• [What this task involves]
Output each line of the material exactly as it stands.

** START **

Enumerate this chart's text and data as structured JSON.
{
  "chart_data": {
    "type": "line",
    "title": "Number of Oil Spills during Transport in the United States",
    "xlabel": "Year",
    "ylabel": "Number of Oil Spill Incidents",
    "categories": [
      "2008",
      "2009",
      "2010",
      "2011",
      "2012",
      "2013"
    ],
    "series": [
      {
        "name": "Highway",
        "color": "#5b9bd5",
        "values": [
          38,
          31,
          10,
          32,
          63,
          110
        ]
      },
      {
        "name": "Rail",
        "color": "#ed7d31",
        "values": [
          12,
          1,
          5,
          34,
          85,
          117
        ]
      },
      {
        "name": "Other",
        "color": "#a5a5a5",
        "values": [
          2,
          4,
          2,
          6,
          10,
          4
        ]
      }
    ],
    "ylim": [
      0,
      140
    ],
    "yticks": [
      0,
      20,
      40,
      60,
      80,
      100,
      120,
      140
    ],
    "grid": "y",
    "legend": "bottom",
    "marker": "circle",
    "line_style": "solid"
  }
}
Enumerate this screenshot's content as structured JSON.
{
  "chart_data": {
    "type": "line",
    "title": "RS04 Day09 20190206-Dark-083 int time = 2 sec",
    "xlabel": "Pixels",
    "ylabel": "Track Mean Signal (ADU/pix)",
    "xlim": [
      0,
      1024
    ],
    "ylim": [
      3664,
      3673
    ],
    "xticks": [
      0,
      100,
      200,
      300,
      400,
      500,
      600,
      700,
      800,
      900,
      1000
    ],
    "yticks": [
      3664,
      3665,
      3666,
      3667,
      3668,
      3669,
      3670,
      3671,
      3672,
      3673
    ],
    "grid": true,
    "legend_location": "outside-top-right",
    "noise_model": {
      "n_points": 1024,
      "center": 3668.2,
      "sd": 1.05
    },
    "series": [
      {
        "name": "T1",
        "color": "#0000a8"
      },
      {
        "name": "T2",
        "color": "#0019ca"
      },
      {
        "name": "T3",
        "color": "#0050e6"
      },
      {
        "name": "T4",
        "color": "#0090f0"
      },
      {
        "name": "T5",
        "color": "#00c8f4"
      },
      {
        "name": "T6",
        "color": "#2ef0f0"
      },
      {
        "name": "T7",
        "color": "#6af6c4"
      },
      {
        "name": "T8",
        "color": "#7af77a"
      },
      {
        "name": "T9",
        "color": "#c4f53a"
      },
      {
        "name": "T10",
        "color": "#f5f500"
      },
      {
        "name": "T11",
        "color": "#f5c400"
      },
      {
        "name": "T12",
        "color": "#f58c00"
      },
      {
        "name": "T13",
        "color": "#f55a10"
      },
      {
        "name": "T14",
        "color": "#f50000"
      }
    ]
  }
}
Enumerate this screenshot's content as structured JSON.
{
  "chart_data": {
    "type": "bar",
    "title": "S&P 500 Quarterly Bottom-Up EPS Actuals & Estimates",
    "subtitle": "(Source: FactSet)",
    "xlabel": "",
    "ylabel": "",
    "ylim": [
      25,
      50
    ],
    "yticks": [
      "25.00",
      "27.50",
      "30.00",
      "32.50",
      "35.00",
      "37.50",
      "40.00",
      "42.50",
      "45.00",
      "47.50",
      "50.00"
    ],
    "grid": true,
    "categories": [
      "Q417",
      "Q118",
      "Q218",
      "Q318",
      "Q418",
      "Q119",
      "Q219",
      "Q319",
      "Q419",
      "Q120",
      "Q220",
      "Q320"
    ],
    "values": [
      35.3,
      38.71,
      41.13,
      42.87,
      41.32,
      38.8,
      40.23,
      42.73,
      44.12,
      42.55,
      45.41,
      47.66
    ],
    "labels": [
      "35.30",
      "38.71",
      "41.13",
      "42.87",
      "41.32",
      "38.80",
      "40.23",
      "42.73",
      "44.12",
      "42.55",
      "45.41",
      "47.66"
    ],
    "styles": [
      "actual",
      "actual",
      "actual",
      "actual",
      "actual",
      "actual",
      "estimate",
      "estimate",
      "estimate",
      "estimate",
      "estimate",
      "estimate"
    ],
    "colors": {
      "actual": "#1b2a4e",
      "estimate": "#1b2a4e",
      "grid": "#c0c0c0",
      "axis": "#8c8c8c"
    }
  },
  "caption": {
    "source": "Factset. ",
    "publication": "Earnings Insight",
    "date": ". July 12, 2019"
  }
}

** END **

• [Exercise result]
Enumerate this chart's text and data as structured JSON.
{
  "chart_data": {
    "type": "line",
    "title": "Number of Oil Spills during Transport in the United States",
    "xlabel": "Year",
    "ylabel": "Number of Oil Spill Incidents",
    "categories": [
      "2008",
      "2009",
      "2010",
      "2011",
      "2012",
      "2013"
    ],
    "series": [
      {
        "name": "Highway",
        "color": "#5b9bd5",
        "values": [
          38,
          31,
          10,
          32,
          63,
          110
        ]
      },
      {
        "name": "Rail",
        "color": "#ed7d31",
        "values": [
          12,
          1,
          5,
          34,
          85,
          117
        ]
      },
      {
        "name": "Other",
        "color": "#a5a5a5",
        "values": [
          2,
          4,
          2,
          6,
          10,
          4
        ]
      }
    ],
    "ylim": [
      0,
      140
    ],
    "yticks": [
      0,
      20,
      40,
      60,
      80,
      100,
      120,
      140
    ],
    "grid": "y",
    "legend": "bottom",
    "marker": "circle",
    "line_style": "solid"
  }
}
Enumerate this screenshot's content as structured JSON.
{
  "chart_data": {
    "type": "line",
    "title": "RS04 Day09 20190206-Dark-083 int time = 2 sec",
    "xlabel": "Pixels",
    "ylabel": "Track Mean Signal (ADU/pix)",
    "xlim": [
      0,
      1024
    ],
    "ylim": [
      3664,
      3673
    ],
    "xticks": [
      0,
      100,
      200,
      300,
      400,
      500,
      600,
      700,
      800,
      900,
      1000
    ],
    "yticks": [
      3664,
      3665,
      3666,
      3667,
      3668,
      3669,
      3670,
      3671,
      3672,
      3673
    ],
    "grid": true,
    "legend_location": "outside-top-right",
    "noise_model": {
      "n_points": 1024,
      "center": 3668.2,
      "sd": 1.05
    },
    "series": [
      {
        "name": "T1",
        "color": "#0000a8"
      },
      {
        "name": "T2",
        "color": "#0019ca"
      },
      {
        "name": "T3",
        "color": "#0050e6"
      },
      {
        "name": "T4",
        "color": "#0090f0"
      },
      {
        "name": "T5",
        "color": "#00c8f4"
      },
      {
        "name": "T6",
        "color": "#2ef0f0"
      },
      {
        "name": "T7",
        "color": "#6af6c4"
      },
      {
        "name": "T8",
        "color": "#7af77a"
      },
      {
        "name": "T9",
        "color": "#c4f53a"
      },
      {
        "name": "T10",
        "color": "#f5f500"
      },
      {
        "name": "T11",
        "color": "#f5c400"
      },
      {
        "name": "T12",
        "color": "#f58c00"
      },
      {
        "name": "T13",
        "color": "#f55a10"
      },
      {
        "name": "T14",
        "color": "#f50000"
      }
    ]
  }
}
Enumerate this screenshot's content as structured JSON.
{
  "chart_data": {
    "type": "bar",
    "title": "S&P 500 Quarterly Bottom-Up EPS Actuals & Estimates",
    "subtitle": "(Source: FactSet)",
    "xlabel": "",
    "ylabel": "",
    "ylim": [
      25,
      50
    ],
    "yticks": [
      "25.00",
      "27.50",
      "30.00",
      "32.50",
      "35.00",
      "37.50",
      "40.00",
      "42.50",
      "45.00",
      "47.50",
      "50.00"
    ],
    "grid": true,
    "categories": [
      "Q417",
      "Q118",
      "Q218",
      "Q318",
      "Q418",
      "Q119",
      "Q219",
      "Q319",
      "Q419",
      "Q120",
      "Q220",
      "Q320"
    ],
    "values": [
      35.3,
      38.71,
      41.13,
      42.87,
      41.32,
      38.8,
      40.23,
      42.73,
      44.12,
      42.55,
      45.41,
      47.66
    ],
    "labels": [
      "35.30",
      "38.71",
      "41.13",
      "42.87",
      "41.32",
      "38.80",
      "40.23",
      "42.73",
      "44.12",
      "42.55",
      "45.41",
      "47.66"
    ],
    "styles": [
      "actual",
      "actual",
      "actual",
      "actual",
      "actual",
      "actual",
      "estimate",
      "estimate",
      "estimate",
      "estimate",
      "estimate",
      "estimate"
    ],
    "colors": {
      "actual": "#1b2a4e",
      "estimate": "#1b2a4e",
      "grid": "#c0c0c0",
      "axis": "#8c8c8c"
    }
  },
  "caption": {
    "source": "Factset. ",
    "publication": "Earnings Insight",
    "date": ". July 12, 2019"
  }
}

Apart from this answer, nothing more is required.